● Written instruction
What follows is a listing to be transcribed exactly.

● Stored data

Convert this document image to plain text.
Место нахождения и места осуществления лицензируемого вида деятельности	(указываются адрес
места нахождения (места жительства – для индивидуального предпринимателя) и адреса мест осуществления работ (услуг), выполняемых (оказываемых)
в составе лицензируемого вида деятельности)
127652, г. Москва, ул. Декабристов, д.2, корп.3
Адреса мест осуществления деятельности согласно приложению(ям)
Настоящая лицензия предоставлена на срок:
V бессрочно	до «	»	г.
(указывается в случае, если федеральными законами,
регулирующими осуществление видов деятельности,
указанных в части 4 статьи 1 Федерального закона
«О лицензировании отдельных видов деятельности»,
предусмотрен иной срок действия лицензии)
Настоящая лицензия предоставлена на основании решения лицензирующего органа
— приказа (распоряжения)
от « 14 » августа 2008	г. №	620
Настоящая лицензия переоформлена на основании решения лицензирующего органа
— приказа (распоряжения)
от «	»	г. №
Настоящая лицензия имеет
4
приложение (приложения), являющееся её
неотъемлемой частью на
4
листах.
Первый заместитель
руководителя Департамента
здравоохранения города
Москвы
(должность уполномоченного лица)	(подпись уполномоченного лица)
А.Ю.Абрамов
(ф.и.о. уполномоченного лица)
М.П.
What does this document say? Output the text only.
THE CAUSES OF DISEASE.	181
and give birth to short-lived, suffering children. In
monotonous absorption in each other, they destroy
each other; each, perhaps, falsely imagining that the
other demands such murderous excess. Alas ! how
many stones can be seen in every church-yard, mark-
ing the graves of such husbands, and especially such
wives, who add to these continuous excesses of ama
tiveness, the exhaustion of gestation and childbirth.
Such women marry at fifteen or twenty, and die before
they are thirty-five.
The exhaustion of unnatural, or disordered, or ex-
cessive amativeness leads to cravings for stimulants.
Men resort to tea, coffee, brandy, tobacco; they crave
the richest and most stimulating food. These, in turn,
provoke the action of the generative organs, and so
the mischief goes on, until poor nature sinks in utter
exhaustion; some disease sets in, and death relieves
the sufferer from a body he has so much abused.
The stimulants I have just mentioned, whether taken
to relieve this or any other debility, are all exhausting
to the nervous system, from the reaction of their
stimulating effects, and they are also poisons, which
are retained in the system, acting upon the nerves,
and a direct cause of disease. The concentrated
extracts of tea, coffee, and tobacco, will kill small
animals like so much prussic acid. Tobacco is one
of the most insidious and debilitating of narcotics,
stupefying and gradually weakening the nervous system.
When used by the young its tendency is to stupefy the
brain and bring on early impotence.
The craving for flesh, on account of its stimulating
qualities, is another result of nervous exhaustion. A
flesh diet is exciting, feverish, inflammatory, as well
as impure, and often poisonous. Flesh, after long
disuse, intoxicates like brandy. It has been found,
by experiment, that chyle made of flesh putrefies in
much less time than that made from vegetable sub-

● Task result
Convert this document image to plain text.
Место нахождения и места осуществления лицензируемого вида деятельности	(указываются адрес
места нахождения (места жительства – для индивидуального предпринимателя) и адреса мест осуществления работ (услуг), выполняемых (оказываемых)
в составе лицензируемого вида деятельности)
127652, г. Москва, ул. Декабристов, д.2, корп.3
Адреса мест осуществления деятельности согласно приложению(ям)
Настоящая лицензия предоставлена на срок:
V бессрочно	до «	»	г.
(указывается в случае, если федеральными законами,
регулирующими осуществление видов деятельности,
указанных в части 4 статьи 1 Федерального закона
«О лицензировании отдельных видов деятельности»,
предусмотрен иной срок действия лицензии)
Настоящая лицензия предоставлена на основании решения лицензирующего органа
— приказа (распоряжения)
от « 14 » августа 2008	г. №	620
Настоящая лицензия переоформлена на основании решения лицензирующего органа
— приказа (распоряжения)
от «	»	г. №
Настоящая лицензия имеет
4
приложение (приложения), являющееся её
неотъемлемой частью на
4
листах.
Первый заместитель
руководителя Департамента
здравоохранения города
Москвы
(должность уполномоченного лица)	(подпись уполномоченного лица)
А.Ю.Абрамов
(ф.и.о. уполномоченного лица)
М.П.
What does this document say? Output the text only.
THE CAUSES OF DISEASE.	181
and give birth to short-lived, suffering children. In
monotonous absorption in each other, they destroy
each other; each, perhaps, falsely imagining that the
other demands such murderous excess. Alas ! how
many stones can be seen in every church-yard, mark-
ing the graves of such husbands, and especially such
wives, who add to these continuous excesses of ama
tiveness, the exhaustion of gestation and childbirth.
Such women marry at fifteen or twenty, and die before
they are thirty-five.
The exhaustion of unnatural, or disordered, or ex-
cessive amativeness leads to cravings for stimulants.
Men resort to tea, coffee, brandy, tobacco; they crave
the richest and most stimulating food. These, in turn,
provoke the action of the generative organs, and so
the mischief goes on, until poor nature sinks in utter
exhaustion; some disease sets in, and death relieves
the sufferer from a body he has so much abused.
The stimulants I have just mentioned, whether taken
to relieve this or any other debility, are all exhausting
to the nervous system, from the reaction of their
stimulating effects, and they are also poisons, which
are retained in the system, acting upon the nerves,
and a direct cause of disease. The concentrated
extracts of tea, coffee, and tobacco, will kill small
animals like so much prussic acid. Tobacco is one
of the most insidious and debilitating of narcotics,
stupefying and gradually weakening the nervous system.
When used by the young its tendency is to stupefy the
brain and bring on early impotence.
The craving for flesh, on account of its stimulating
qualities, is another result of nervous exhaustion. A
flesh diet is exciting, feverish, inflammatory, as well
as impure, and often poisonous. Flesh, after long
disuse, intoxicates like brandy. It has been found,
by experiment, that chyle made of flesh putrefies in
much less time than that made from vegetable sub-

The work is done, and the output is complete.